→ **What you need to do**:
Every entry should be repeated exactly. Omit the pictures.

→ **Extracted entries**:
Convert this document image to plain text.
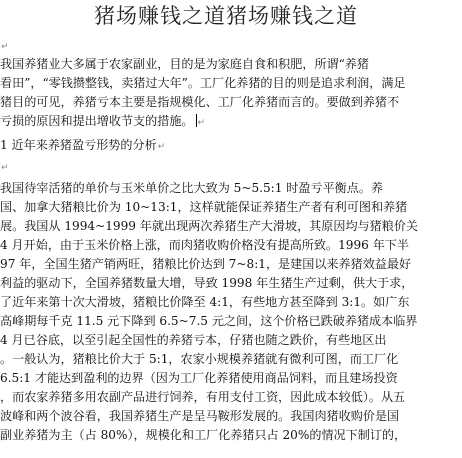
猪场赚钱之道猪场赚钱之道

↵

我国养猪业大多属于农家副业，目的是为家庭自食和积肥，所谓“养猪

看田”，“零钱攒整钱，卖猪过大年”。工厂化养猪的目的则是追求利润，满足

猪目的可见，养猪亏本主要是指规模化、工厂化养猪而言的。要做到养猪不

亏损的原因和提出增收节支的措施。 ↵

1 近年来养猪盈亏形势的分析↵

↵

我国待宰活猪的单价与玉米单价之比大致为 5~5.5:1 时盈亏平衡点。养

国、加拿大猪粮比价为 10~13:1，这样就能保证养猪生产者有利可图和养猪

展。我国从 1994~1999 年就出现两次养猪生产大滑坡，其原因均与猪粮价关

4 月开始，由于玉米价格上涨，而肉猪收购价格没有提高所致。1996 年下半

97 年，全国生猪产销两旺，猪粮比价达到 7~8:1，是建国以来养猪效益最好

利益的驱动下，全国养猪数量大增，导致 1998 年生猪生产过剩，供大于求，

了近年来第十次大滑坡，猪粮比价降至 4:1，有些地方甚至降到 3:1。如广东

高峰期每千克 11.5 元下降到 6.5~7.5 元之间，这个价格已跌破养猪成本临界

4 月已谷底，以至引起全国性的养猪亏本，仔猪也随之跌价，有些地区出

。一般认为，猪粮比价大于 5:1，农家小规模养猪就有微利可图，而工厂化

6.5:1 才能达到盈利的边界（因为工厂化养猪使用商品饲料，而且建场投资

，而农家养猪多用农副产品进行饲养，有用支付工资，因此成本较低）。从五

波峰和两个波谷看，我国养猪生产是呈马鞍形发展的。我国肉猪收购价是国

副业养猪为主（占 80%），规模化和工厂化养猪只占 20%的情况下制订的，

→ **Written response**:
Convert this document image to plain text.
猪场赚钱之道猪场赚钱之道

↵

我国养猪业大多属于农家副业，目的是为家庭自食和积肥，所谓“养猪

看田”，“零钱攒整钱，卖猪过大年”。工厂化养猪的目的则是追求利润，满足

猪目的可见，养猪亏本主要是指规模化、工厂化养猪而言的。要做到养猪不

亏损的原因和提出增收节支的措施。 ↵

1 近年来养猪盈亏形势的分析↵

↵

我国待宰活猪的单价与玉米单价之比大致为 5~5.5:1 时盈亏平衡点。养

国、加拿大猪粮比价为 10~13:1，这样就能保证养猪生产者有利可图和养猪

展。我国从 1994~1999 年就出现两次养猪生产大滑坡，其原因均与猪粮价关

4 月开始，由于玉米价格上涨，而肉猪收购价格没有提高所致。1996 年下半

97 年，全国生猪产销两旺，猪粮比价达到 7~8:1，是建国以来养猪效益最好

利益的驱动下，全国养猪数量大增，导致 1998 年生猪生产过剩，供大于求，

了近年来第十次大滑坡，猪粮比价降至 4:1，有些地方甚至降到 3:1。如广东

高峰期每千克 11.5 元下降到 6.5~7.5 元之间，这个价格已跌破养猪成本临界

4 月已谷底，以至引起全国性的养猪亏本，仔猪也随之跌价，有些地区出

。一般认为，猪粮比价大于 5:1，农家小规模养猪就有微利可图，而工厂化

6.5:1 才能达到盈利的边界（因为工厂化养猪使用商品饲料，而且建场投资

，而农家养猪多用农副产品进行饲养，有用支付工资，因此成本较低）。从五

波峰和两个波谷看，我国养猪生产是呈马鞍形发展的。我国肉猪收购价是国

副业养猪为主（占 80%），规模化和工厂化养猪只占 20%的情况下制订的，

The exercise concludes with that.